• [Consignes écrites]:
1 – Reproduisez mot pour mot le passage du récit de voyage vers Amara qui commence aux mots « Départ de Bagdad. » et s'arrête après les mots « à me décourager. ».
2 – Poursuivez le récit de voyage vers Amara après sa dernière phrase.
╭─ Extrait fourni
Départ de Bagdad. — A bord du Khalife. — Arrivée à Amara. — Les chevaux de pur sang. — La colonie chrétienne d’Amara. — Une nuit de janvier dans le hor. — Les tribus nomades. — Tag Eïvan. — Imamzaddè Touïl. — Le campement de Kérim khan.


Amara, 1er janvier 1882. — Par quel souhait remplacerai-je aujourd’hui les vœux qui n’arriveront point, hélas, jusqu’à moi ? Si je pouvais bientôt revoir ma belle France ! Et cependant, avec une ténacité qui fait honneur au caractère de Marcel, nous avons formé le projet de pénétrer, coûte que coûte, en Susiane. Cette nouvelle tentative sera-t-elle plus heureuse que les précédentes ? Le début de cette expédition est bien de nature à me décourager.
╰─
╭─ Matériel fourni
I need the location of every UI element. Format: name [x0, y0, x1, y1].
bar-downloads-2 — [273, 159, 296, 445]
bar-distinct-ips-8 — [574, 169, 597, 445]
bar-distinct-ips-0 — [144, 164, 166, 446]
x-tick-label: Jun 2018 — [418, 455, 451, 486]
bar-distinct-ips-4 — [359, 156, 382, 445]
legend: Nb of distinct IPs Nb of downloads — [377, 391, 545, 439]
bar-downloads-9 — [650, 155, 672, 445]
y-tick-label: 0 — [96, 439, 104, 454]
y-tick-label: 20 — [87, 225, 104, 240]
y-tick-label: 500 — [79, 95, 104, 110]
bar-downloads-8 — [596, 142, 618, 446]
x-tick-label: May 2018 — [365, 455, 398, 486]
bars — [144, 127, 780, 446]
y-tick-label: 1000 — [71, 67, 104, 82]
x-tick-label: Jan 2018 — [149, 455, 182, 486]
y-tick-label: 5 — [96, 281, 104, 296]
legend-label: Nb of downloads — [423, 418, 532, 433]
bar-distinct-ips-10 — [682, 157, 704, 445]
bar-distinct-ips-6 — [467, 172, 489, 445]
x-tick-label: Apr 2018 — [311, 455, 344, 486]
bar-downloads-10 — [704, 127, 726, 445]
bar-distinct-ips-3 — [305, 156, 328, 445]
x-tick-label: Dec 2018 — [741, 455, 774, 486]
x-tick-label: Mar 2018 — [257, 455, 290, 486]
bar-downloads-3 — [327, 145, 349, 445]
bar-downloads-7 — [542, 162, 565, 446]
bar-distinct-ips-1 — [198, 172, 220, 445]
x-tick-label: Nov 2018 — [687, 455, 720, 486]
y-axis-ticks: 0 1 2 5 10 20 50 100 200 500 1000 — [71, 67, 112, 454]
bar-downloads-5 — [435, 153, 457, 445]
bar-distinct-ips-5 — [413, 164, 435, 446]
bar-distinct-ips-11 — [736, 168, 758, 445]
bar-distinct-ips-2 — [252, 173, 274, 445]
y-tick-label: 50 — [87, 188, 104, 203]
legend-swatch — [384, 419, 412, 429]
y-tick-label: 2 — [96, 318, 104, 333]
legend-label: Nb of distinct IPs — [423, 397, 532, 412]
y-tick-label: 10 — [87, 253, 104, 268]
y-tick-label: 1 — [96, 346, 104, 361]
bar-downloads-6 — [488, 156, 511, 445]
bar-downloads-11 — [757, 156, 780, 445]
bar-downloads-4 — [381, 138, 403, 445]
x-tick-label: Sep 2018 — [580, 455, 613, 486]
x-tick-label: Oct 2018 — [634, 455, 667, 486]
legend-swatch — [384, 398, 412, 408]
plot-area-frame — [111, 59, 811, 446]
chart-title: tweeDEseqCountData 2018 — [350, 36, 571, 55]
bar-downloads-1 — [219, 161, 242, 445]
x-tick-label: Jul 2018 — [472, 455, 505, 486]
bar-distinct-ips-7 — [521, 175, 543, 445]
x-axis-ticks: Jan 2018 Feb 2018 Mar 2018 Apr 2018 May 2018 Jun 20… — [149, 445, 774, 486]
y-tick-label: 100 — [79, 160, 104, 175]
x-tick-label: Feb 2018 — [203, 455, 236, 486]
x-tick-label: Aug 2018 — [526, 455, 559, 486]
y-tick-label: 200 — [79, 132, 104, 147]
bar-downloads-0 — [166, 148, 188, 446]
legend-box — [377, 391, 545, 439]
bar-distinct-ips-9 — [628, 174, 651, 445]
╰─
• [Résultats par consigne]:
1 –
Départ de Bagdad. — A bord du Khalife. — Arrivée à Amara. — Les chevaux de pur sang. — La colonie chrétienne d’Amara. — Une nuit de janvier dans le hor. — Les tribus nomades. — Tag Eïvan. — Imamzaddè Touïl. — Le campement de Kérim khan.


Amara, 1er janvier 1882. — Par quel souhait remplacerai-je aujourd’hui les vœux qui n’arriveront point, hélas, jusqu’à moi ? Si je pouvais bientôt revoir ma belle France ! Et cependant, avec une ténacité qui fait honneur au caractère de Marcel, nous avons formé le projet de pénétrer, coûte que coûte, en Susiane. Cette nouvelle tentative sera-t-elle plus heureuse que les précédentes ? Le début de cette expédition est bien de nature à me décourager.

2 –
Désireux de passer quelques jours à Ctésiphon avant de dire adieu à la Mésopotamie, nous sommes sortis de Bagdad dans l’après-midi du 30 décembre. On semait les orges quand nous avons traversé la campagne. Aux terres cultivées succèdent un désert et une lande couverte de buissons noueux sous lesquels s’abritent des chèvres et des moutons ; aux laboureurs, des nomades à l’œil inquiet et farouche. Bientôt apparaît le palais de Ctésiphon, s’enlevant en noir sur le fond pur du ciel. Les ombres de la nuit nous enveloppent ; au loin les chacals glapissent la lugubre retraite du désert.

Deux jours nous ont suffi pour revoir les ruines et l’emplacement de la ville sassanide, suivre les remparts de sa rivale Séleucie, faire nos dévotions au tombeau de Soleïman le Pur et nous embarquer à bord du Khalifé, superbe bateau de la compagnie Lincli, affecté au service du Tigre.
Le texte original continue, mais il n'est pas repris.